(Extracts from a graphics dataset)
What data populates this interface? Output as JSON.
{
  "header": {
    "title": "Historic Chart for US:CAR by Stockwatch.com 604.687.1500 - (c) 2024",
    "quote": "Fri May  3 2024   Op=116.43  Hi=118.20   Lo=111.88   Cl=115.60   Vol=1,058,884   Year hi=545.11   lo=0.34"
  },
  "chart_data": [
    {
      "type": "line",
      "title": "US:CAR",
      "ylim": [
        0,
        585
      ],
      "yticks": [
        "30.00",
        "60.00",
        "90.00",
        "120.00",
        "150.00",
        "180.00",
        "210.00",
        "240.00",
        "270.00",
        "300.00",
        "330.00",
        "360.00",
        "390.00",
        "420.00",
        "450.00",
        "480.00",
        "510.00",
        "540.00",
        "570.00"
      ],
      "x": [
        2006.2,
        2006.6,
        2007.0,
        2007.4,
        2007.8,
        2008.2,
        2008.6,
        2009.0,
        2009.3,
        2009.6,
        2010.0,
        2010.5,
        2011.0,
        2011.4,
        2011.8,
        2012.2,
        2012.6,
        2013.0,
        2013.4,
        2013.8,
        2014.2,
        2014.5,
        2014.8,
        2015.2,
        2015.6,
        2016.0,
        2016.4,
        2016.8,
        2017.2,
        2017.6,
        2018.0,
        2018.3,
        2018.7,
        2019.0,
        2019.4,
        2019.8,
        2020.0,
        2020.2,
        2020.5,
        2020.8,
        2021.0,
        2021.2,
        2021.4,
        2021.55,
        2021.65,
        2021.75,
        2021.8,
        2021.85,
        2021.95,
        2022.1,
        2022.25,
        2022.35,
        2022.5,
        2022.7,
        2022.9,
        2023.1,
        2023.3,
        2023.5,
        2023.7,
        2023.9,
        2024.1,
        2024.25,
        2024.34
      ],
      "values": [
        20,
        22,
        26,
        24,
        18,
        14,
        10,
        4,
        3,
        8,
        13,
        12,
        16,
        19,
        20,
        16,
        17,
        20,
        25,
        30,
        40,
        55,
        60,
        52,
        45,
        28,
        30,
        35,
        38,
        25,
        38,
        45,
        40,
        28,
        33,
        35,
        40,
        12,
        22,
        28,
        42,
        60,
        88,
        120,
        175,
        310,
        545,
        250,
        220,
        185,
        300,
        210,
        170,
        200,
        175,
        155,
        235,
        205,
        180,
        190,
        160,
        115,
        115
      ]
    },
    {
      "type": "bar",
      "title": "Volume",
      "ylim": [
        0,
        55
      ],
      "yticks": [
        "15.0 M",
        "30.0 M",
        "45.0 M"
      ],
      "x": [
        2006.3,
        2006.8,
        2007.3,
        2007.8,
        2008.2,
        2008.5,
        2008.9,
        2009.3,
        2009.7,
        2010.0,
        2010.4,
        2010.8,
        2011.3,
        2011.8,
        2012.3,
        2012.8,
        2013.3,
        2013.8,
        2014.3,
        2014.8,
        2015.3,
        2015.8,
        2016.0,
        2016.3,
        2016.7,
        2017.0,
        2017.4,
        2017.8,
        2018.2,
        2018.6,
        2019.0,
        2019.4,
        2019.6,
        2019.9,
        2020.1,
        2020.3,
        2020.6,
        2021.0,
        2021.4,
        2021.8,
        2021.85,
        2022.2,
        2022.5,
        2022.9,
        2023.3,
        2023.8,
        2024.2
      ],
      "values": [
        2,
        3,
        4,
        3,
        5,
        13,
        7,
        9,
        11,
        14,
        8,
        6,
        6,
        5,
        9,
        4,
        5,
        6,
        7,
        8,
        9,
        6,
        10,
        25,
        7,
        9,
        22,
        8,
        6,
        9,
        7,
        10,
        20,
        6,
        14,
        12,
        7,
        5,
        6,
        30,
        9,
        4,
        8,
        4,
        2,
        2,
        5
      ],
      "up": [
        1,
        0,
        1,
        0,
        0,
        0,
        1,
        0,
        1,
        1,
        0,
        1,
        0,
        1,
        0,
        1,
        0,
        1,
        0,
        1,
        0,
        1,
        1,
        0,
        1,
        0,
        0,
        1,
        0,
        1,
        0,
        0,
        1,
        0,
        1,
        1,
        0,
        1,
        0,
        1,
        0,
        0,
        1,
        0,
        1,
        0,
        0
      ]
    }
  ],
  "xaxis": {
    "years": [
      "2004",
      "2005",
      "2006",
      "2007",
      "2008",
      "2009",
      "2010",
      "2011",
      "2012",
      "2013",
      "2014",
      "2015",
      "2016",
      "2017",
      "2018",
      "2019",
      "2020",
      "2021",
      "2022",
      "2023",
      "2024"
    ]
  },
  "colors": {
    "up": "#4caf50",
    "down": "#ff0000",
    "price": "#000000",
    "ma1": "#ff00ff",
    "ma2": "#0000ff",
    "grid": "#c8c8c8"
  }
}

## Stated goal
Output the records above in their entirety, exactly.

## Response to this task
What data populates this interface? Output as JSON.
{
  "header": {
    "title": "Historic Chart for US:CAR by Stockwatch.com 604.687.1500 - (c) 2024",
    "quote": "Fri May  3 2024   Op=116.43  Hi=118.20   Lo=111.88   Cl=115.60   Vol=1,058,884   Year hi=545.11   lo=0.34"
  },
  "chart_data": [
    {
      "type": "line",
      "title": "US:CAR",
      "ylim": [
        0,
        585
      ],
      "yticks": [
        "30.00",
        "60.00",
        "90.00",
        "120.00",
        "150.00",
        "180.00",
        "210.00",
        "240.00",
        "270.00",
        "300.00",
        "330.00",
        "360.00",
        "390.00",
        "420.00",
        "450.00",
        "480.00",
        "510.00",
        "540.00",
        "570.00"
      ],
      "x": [
        2006.2,
        2006.6,
        2007.0,
        2007.4,
        2007.8,
        2008.2,
        2008.6,
        2009.0,
        2009.3,
        2009.6,
        2010.0,
        2010.5,
        2011.0,
        2011.4,
        2011.8,
        2012.2,
        2012.6,
        2013.0,
        2013.4,
        2013.8,
        2014.2,
        2014.5,
        2014.8,
        2015.2,
        2015.6,
        2016.0,
        2016.4,
        2016.8,
        2017.2,
        2017.6,
        2018.0,
        2018.3,
        2018.7,
        2019.0,
        2019.4,
        2019.8,
        2020.0,
        2020.2,
        2020.5,
        2020.8,
        2021.0,
        2021.2,
        2021.4,
        2021.55,
        2021.65,
        2021.75,
        2021.8,
        2021.85,
        2021.95,
        2022.1,
        2022.25,
        2022.35,
        2022.5,
        2022.7,
        2022.9,
        2023.1,
        2023.3,
        2023.5,
        2023.7,
        2023.9,
        2024.1,
        2024.25,
        2024.34
      ],
      "values": [
        20,
        22,
        26,
        24,
        18,
        14,
        10,
        4,
        3,
        8,
        13,
        12,
        16,
        19,
        20,
        16,
        17,
        20,
        25,
        30,
        40,
        55,
        60,
        52,
        45,
        28,
        30,
        35,
        38,
        25,
        38,
        45,
        40,
        28,
        33,
        35,
        40,
        12,
        22,
        28,
        42,
        60,
        88,
        120,
        175,
        310,
        545,
        250,
        220,
        185,
        300,
        210,
        170,
        200,
        175,
        155,
        235,
        205,
        180,
        190,
        160,
        115,
        115
      ]
    },
    {
      "type": "bar",
      "title": "Volume",
      "ylim": [
        0,
        55
      ],
      "yticks": [
        "15.0 M",
        "30.0 M",
        "45.0 M"
      ],
      "x": [
        2006.3,
        2006.8,
        2007.3,
        2007.8,
        2008.2,
        2008.5,
        2008.9,
        2009.3,
        2009.7,
        2010.0,
        2010.4,
        2010.8,
        2011.3,
        2011.8,
        2012.3,
        2012.8,
        2013.3,
        2013.8,
        2014.3,
        2014.8,
        2015.3,
        2015.8,
        2016.0,
        2016.3,
        2016.7,
        2017.0,
        2017.4,
        2017.8,
        2018.2,
        2018.6,
        2019.0,
        2019.4,
        2019.6,
        2019.9,
        2020.1,
        2020.3,
        2020.6,
        2021.0,
        2021.4,
        2021.8,
        2021.85,
        2022.2,
        2022.5,
        2022.9,
        2023.3,
        2023.8,
        2024.2
      ],
      "values": [
        2,
        3,
        4,
        3,
        5,
        13,
        7,
        9,
        11,
        14,
        8,
        6,
        6,
        5,
        9,
        4,
        5,
        6,
        7,
        8,
        9,
        6,
        10,
        25,
        7,
        9,
        22,
        8,
        6,
        9,
        7,
        10,
        20,
        6,
        14,
        12,
        7,
        5,
        6,
        30,
        9,
        4,
        8,
        4,
        2,
        2,
        5
      ],
      "up": [
        1,
        0,
        1,
        0,
        0,
        0,
        1,
        0,
        1,
        1,
        0,
        1,
        0,
        1,
        0,
        1,
        0,
        1,
        0,
        1,
        0,
        1,
        1,
        0,
        1,
        0,
        0,
        1,
        0,
        1,
        0,
        0,
        1,
        0,
        1,
        1,
        0,
        1,
        0,
        1,
        0,
        0,
        1,
        0,
        1,
        0,
        0
      ]
    }
  ],
  "xaxis": {
    "years": [
      "2004",
      "2005",
      "2006",
      "2007",
      "2008",
      "2009",
      "2010",
      "2011",
      "2012",
      "2013",
      "2014",
      "2015",
      "2016",
      "2017",
      "2018",
      "2019",
      "2020",
      "2021",
      "2022",
      "2023",
      "2024"
    ]
  },
  "colors": {
    "up": "#4caf50",
    "down": "#ff0000",
    "price": "#000000",
    "ma1": "#ff00ff",
    "ma2": "#0000ff",
    "grid": "#c8c8c8"
  }
}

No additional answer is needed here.